___ EXTRACT TO READ
Seems like an "extend_features" option for CrabNet could be useful for several people #17

sgbaird · 2021-12-03T19:52:03Z

Similar to the CBFV package extend_features option. Does this seem feasible?

Marianne and I are trying to incorporate CGCNN features. Trupti wants to incorporate temperature into the model. Hasan would be able to use his custom mat2vec/robocrystallographer feature vectors.

The text was updated successfully, but these errors were encountered:

anthony-wang · 2021-12-05T08:13:48Z

Hi Sterling, I agree! I can try to work on this in the next days but probably will not be able to finish until after the 9th.

sgbaird · 2021-12-07T03:47:41Z

That sounds great. Thanks @anthony-wang! Let me know what I can do to help.

sgbaird · 2021-12-11T16:22:22Z

I forgot that CrabNet has an extend_features flag (just not at the top-level):

CrabNet/utils/composition.py

Lines 170 to 174 in a5be06f

    
           def generate_features(df, elem_prop='oliynyk', 
        
                                 drop_duplicates=False, 
        
                                 extend_features=False, 
        
                                 sum_feat=False, 
        
                                 mini=False):

@truptimohanty @hasan-sayeed

sgbaird · 2022-01-06T14:46:51Z

After looking back at this, the generate_features function isn't actually used in the main workflow (i.e. train_crabnet.get_model). @anthony-wang any thoughts on where in the code the extra features could get added?

sgbaird · 2022-02-05T17:19:39Z

@anthony-wang I'm guessing a quick implementation to extend features would be directly wherever the element descriptors get loaded, correct? I.e. just patch in an extra column to the element descriptors immediately after loading.

sgbaird · 2022-02-09T22:13:09Z

I took an initial stab at an extend_features flag and will be working with @AndrewFalkowski on fleshing out this and some other changes. See the extend_features branch of my fork. It should be functional (runs without error) and I think it's passing things correctly; however, I haven't tested it to see if it increases performance. A good dataset to try on would be the VickersHardnessPrediction dataset. See hv_prediction.py

@truptimohanty @hasan-sayeed do either of you want to give it a try on a dataset with a state variable or additional features?
______
___ RECORDED DATA
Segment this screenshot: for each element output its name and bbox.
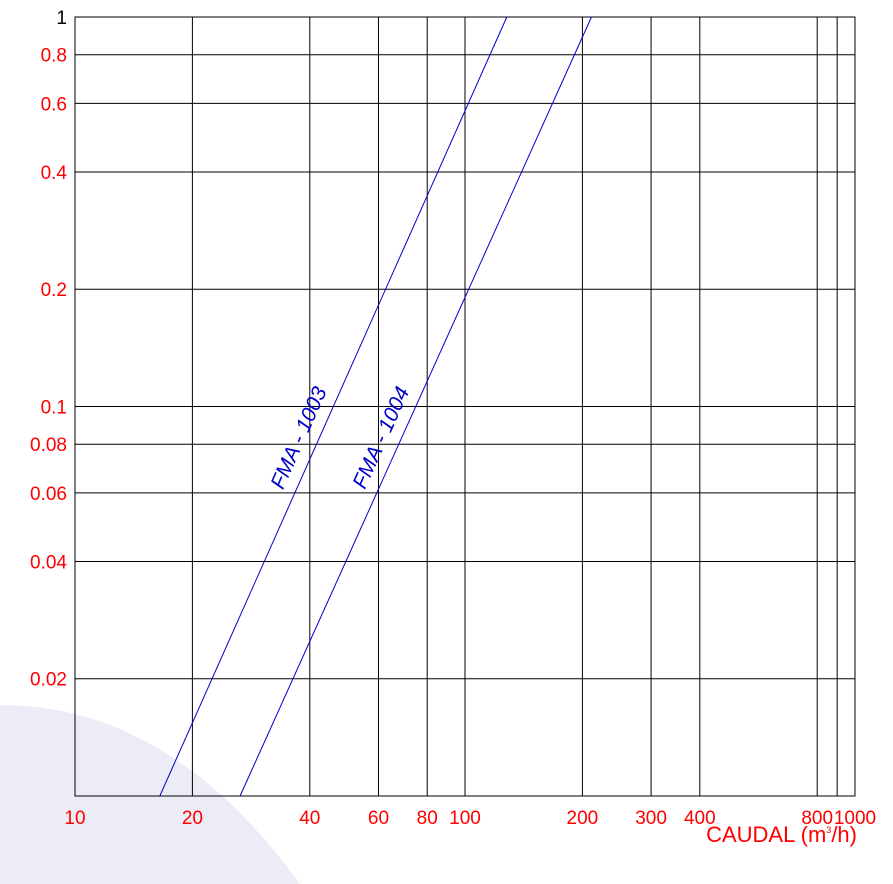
grid xyxy=(75,17,855,796)
y-tick-label: 0.2 xyxy=(41,280,67,301)
x-tick-label: 20 xyxy=(182,808,203,829)
y-tick-label: 0.8 xyxy=(41,46,67,67)
x-axis-label-main: CAUDAL (m xyxy=(706,822,827,847)
series-line xyxy=(239,16,592,797)
x-axis-label: CAUDAL (m3/h) xyxy=(706,822,857,848)
plot-frame xyxy=(74,16,856,797)
x-tick-label: 60 xyxy=(368,808,389,829)
y-tick-label: 0.08 xyxy=(30,435,67,456)
x-axis-label-superscript: 3 xyxy=(826,825,832,835)
x-tick-label: 1000 xyxy=(834,808,876,829)
x-axis-label-tail: /h) xyxy=(831,822,857,847)
x-tick-label: 200 xyxy=(567,808,599,829)
y-axis-ticks: 1 0.8 0.6 0.4 0.2 0.1 0.08 0.06 0.04 0.02 xyxy=(30,8,67,691)
x-axis-ticks: 10 20 40 60 80 100 200 300 400 800 1000 xyxy=(64,808,876,829)
x-tick-label: 10 xyxy=(64,808,85,829)
x-tick-label: 800 xyxy=(801,808,833,829)
x-tick-label: 80 xyxy=(417,808,438,829)
y-tick-label: 1 xyxy=(56,8,67,29)
series-layer xyxy=(159,16,592,797)
y-tick-label: 0.6 xyxy=(41,94,67,115)
y-tick-label: 0.1 xyxy=(41,398,67,419)
x-tick-label: 100 xyxy=(449,808,481,829)
x-tick-label: 40 xyxy=(299,808,320,829)
y-tick-label: 0.02 xyxy=(30,670,67,691)
series-label: FMA - 1004 xyxy=(348,383,414,492)
x-tick-label: 400 xyxy=(684,808,716,829)
series-line xyxy=(159,16,508,797)
y-tick-label: 0.06 xyxy=(30,484,67,505)
series-label: FMA - 1003 xyxy=(266,383,331,492)
y-tick-label: 0.04 xyxy=(30,552,67,573)
series-labels: FMA - 1003 FMA - 1004 xyxy=(266,383,414,492)
x-tick-label: 300 xyxy=(635,808,667,829)
y-tick-label: 0.4 xyxy=(41,163,68,184)
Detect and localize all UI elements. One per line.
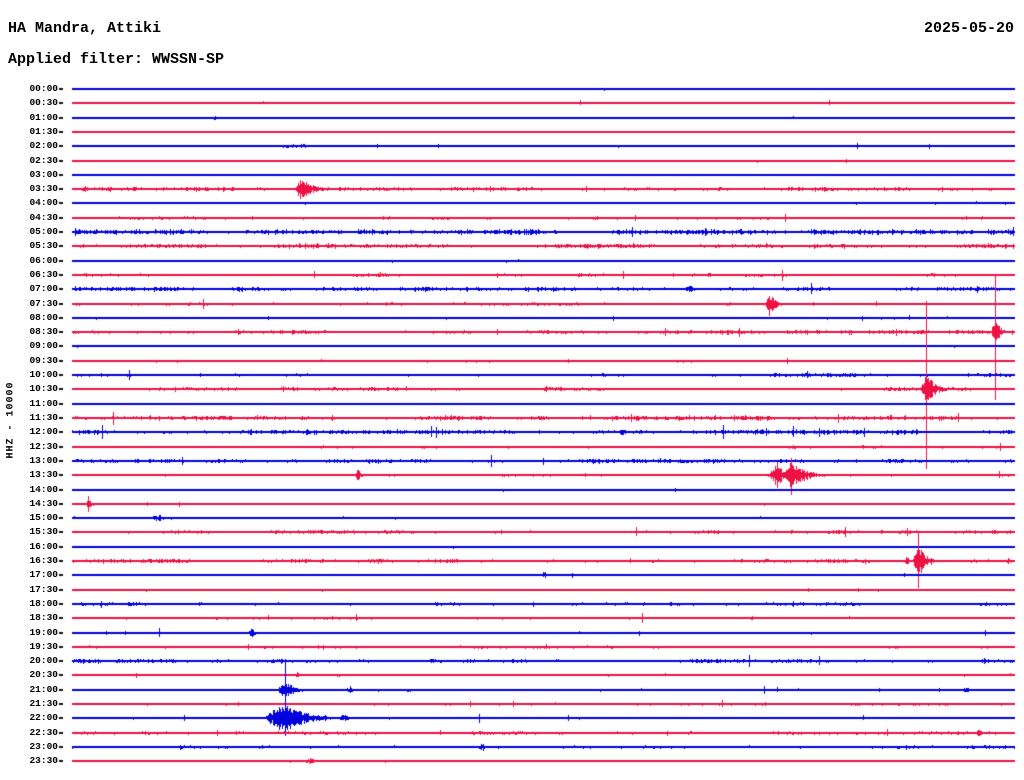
______
▶ [REQUIREMENT 1]
Rewrite the paragraph in the CrabNet issue thread that begins "I took an initial stab" as a short bulleted list, keeping its main facts.
▶ [REQUIREMENT 2]
According to the CrabNet issue thread, which function in CrabNet/utils/composition.py already has an extend_features parameter?

▶ [WRITTEN REPLY 1]
- sgbaird made a first attempt at an extend_features flag, available on the extend_features branch of sgbaird's fork.
- Further work on this and some other changes will be done with @AndrewFalkowski.
- The flag runs without error and seems to pass things correctly.
- It has not yet been tested to see whether it increases performance.
- The VickersHardnessPrediction dataset (see hv_prediction.py) is suggested for trying it.

▶ [WRITTEN REPLY 2]
generate_features